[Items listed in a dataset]
══════════════════════════════
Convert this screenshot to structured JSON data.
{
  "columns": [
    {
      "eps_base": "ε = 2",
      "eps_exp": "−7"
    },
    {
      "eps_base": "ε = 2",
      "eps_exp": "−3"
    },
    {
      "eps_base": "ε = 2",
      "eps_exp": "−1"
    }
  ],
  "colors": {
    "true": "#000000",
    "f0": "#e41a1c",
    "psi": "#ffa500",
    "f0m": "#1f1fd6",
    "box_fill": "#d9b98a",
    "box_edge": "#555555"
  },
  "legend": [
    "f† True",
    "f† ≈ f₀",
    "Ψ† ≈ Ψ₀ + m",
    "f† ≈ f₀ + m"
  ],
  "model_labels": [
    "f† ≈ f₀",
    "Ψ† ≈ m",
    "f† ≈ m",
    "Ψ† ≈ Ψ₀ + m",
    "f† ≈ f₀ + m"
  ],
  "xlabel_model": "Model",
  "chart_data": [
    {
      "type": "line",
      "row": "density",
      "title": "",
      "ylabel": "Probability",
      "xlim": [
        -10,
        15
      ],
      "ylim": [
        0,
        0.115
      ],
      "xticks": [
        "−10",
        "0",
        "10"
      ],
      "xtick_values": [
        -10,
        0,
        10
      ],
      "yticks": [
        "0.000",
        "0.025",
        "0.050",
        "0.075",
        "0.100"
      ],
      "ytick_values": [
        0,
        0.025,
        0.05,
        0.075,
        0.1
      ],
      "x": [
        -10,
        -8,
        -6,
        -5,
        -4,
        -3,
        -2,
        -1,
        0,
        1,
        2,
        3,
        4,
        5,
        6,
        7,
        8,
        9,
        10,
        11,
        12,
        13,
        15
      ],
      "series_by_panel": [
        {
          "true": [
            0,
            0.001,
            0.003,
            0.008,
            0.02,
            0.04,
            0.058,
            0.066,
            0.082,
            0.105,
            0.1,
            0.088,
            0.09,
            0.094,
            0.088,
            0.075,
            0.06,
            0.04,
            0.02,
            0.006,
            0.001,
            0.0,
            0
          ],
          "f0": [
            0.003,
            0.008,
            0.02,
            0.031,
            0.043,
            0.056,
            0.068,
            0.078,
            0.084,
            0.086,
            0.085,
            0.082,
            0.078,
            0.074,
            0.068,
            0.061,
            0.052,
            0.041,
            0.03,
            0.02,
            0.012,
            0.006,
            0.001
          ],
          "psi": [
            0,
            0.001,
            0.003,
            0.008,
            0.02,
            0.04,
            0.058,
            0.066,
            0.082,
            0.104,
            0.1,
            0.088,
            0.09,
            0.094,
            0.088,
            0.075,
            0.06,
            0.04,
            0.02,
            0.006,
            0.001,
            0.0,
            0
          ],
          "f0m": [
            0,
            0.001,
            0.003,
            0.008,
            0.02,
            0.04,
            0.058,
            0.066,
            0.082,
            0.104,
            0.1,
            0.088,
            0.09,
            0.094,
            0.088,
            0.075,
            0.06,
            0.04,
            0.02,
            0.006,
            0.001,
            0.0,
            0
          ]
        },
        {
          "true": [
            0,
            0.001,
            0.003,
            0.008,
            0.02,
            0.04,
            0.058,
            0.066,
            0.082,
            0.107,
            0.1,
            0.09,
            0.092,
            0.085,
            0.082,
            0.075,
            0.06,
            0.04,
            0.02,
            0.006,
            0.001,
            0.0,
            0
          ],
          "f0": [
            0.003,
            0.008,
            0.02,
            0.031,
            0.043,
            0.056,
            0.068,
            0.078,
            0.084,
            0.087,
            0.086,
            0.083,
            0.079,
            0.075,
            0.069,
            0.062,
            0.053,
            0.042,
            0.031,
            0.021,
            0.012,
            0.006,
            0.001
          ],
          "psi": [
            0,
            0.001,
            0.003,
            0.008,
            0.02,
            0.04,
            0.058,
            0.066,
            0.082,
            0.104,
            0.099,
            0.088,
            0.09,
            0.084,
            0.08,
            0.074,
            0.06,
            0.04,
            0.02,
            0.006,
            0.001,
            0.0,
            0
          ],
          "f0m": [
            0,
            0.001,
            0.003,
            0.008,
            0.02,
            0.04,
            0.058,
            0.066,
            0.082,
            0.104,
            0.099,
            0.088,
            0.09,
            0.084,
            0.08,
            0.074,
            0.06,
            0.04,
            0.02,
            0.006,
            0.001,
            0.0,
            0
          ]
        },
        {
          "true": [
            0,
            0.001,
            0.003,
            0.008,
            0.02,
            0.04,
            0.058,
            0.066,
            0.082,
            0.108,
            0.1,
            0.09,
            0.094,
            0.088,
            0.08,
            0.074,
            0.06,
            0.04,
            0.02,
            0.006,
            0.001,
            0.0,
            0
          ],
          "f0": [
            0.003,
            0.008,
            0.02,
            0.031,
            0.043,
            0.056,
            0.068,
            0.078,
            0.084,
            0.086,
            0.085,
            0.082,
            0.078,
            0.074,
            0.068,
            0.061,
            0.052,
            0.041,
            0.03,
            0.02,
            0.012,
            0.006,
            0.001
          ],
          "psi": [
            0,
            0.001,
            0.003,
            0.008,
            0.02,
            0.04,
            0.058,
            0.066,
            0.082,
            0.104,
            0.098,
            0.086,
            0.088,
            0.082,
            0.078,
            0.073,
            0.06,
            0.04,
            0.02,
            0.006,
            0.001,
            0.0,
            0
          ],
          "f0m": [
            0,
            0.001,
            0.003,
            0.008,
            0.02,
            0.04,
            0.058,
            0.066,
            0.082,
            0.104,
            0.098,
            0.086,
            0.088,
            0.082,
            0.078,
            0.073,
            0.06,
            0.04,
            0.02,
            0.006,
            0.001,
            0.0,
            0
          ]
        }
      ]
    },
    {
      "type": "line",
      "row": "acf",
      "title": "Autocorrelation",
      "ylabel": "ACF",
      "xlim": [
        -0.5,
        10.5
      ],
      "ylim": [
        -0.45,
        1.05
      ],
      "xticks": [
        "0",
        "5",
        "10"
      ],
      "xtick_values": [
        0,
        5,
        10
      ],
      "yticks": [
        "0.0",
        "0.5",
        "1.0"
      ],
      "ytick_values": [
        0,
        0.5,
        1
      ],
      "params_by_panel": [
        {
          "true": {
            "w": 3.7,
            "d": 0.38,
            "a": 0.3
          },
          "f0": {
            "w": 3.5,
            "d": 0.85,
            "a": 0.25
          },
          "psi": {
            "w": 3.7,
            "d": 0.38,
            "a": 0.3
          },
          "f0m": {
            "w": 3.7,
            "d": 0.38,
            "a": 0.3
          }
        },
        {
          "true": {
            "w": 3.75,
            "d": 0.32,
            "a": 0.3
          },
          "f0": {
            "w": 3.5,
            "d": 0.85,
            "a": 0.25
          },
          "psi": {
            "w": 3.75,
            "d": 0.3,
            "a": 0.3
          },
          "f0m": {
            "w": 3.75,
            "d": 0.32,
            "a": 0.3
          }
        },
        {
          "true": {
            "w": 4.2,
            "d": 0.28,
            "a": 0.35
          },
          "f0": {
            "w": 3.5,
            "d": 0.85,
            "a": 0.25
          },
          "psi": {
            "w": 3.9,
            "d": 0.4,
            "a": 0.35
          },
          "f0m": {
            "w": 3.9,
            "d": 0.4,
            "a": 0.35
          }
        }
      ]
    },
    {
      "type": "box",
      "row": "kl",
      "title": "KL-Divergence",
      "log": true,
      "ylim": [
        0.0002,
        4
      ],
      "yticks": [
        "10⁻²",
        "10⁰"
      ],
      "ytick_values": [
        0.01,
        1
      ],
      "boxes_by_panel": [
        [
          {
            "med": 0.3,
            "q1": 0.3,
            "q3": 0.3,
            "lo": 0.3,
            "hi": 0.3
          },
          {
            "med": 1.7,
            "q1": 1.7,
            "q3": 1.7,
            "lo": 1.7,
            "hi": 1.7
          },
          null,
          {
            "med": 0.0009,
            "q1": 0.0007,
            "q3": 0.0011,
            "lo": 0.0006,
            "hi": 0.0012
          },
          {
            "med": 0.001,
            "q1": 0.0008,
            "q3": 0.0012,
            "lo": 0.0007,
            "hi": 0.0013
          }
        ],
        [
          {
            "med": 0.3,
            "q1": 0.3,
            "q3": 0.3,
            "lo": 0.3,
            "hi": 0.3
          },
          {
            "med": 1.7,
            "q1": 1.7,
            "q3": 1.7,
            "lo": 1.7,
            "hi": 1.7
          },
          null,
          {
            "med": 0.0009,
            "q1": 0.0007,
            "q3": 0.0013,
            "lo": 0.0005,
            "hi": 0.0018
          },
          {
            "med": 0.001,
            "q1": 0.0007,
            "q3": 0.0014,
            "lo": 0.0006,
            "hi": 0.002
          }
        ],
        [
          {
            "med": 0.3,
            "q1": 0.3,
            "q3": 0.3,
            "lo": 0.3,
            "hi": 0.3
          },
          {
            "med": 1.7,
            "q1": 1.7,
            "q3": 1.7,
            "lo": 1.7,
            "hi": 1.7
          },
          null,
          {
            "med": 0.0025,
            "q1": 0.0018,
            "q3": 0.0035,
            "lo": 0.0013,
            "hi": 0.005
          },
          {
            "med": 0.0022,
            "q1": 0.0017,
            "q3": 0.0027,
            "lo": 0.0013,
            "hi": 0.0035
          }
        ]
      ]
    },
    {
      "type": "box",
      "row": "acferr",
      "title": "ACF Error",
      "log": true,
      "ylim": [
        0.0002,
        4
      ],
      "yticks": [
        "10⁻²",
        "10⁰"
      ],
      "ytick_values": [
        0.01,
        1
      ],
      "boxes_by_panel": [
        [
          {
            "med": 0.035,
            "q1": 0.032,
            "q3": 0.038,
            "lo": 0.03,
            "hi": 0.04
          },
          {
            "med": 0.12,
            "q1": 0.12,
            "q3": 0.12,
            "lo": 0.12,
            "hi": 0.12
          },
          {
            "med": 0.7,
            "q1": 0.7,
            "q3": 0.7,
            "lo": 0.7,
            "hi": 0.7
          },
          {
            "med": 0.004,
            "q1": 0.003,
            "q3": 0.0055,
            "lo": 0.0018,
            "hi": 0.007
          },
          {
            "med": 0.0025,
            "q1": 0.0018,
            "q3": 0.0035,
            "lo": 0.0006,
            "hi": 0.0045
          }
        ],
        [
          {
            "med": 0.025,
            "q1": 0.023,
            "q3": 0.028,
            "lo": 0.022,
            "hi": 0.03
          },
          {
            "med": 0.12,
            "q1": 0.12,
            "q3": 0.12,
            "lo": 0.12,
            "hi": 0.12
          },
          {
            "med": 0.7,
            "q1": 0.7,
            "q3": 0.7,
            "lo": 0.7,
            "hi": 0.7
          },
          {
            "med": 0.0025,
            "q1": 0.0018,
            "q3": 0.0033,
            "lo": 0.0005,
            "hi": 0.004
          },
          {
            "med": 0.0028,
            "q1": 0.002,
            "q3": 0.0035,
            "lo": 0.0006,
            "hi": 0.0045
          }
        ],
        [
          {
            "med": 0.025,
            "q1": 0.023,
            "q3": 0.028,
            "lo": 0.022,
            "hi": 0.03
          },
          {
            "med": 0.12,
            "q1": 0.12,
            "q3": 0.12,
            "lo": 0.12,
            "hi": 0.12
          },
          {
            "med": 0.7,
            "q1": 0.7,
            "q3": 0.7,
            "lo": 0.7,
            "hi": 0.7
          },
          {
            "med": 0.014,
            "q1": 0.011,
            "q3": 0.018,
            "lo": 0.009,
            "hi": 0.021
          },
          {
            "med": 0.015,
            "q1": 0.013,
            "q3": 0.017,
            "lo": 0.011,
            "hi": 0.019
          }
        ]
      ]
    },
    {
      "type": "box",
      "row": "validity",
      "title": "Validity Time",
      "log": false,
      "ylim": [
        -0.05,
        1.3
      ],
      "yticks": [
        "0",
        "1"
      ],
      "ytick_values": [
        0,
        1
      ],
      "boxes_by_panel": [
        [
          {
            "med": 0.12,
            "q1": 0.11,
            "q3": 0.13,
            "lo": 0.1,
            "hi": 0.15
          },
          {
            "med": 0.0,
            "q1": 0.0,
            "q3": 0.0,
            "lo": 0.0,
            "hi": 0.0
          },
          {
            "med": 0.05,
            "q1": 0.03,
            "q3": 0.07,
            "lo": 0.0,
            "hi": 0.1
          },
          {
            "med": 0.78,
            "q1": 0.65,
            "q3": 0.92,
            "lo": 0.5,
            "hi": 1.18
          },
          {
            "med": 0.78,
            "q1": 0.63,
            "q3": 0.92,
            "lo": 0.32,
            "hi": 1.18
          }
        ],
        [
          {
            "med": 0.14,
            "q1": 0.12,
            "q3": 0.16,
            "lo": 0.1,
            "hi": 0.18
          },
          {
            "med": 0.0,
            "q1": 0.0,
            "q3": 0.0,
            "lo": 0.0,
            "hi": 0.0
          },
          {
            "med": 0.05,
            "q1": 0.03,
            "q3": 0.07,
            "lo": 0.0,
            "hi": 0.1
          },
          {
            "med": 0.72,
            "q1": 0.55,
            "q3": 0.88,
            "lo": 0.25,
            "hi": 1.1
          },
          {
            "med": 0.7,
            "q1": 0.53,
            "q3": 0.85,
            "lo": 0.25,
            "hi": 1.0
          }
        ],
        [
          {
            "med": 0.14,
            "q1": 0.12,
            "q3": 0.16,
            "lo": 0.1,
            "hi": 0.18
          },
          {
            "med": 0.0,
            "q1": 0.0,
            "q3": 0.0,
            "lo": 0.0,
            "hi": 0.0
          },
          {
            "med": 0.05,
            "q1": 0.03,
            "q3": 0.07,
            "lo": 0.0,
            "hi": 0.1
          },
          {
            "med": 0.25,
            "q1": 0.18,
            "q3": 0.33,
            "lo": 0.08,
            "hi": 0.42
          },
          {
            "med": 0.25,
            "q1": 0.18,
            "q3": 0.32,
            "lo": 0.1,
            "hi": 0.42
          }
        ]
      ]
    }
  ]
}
══════════════════════════════
_Exercise aim:_ Select the lines from the entries that include the word "title".

_Output below:_
      "title": "",
      "title": "Autocorrelation",
      "title": "KL-Divergence",
      "title": "ACF Error",
      "title": "Validity Time",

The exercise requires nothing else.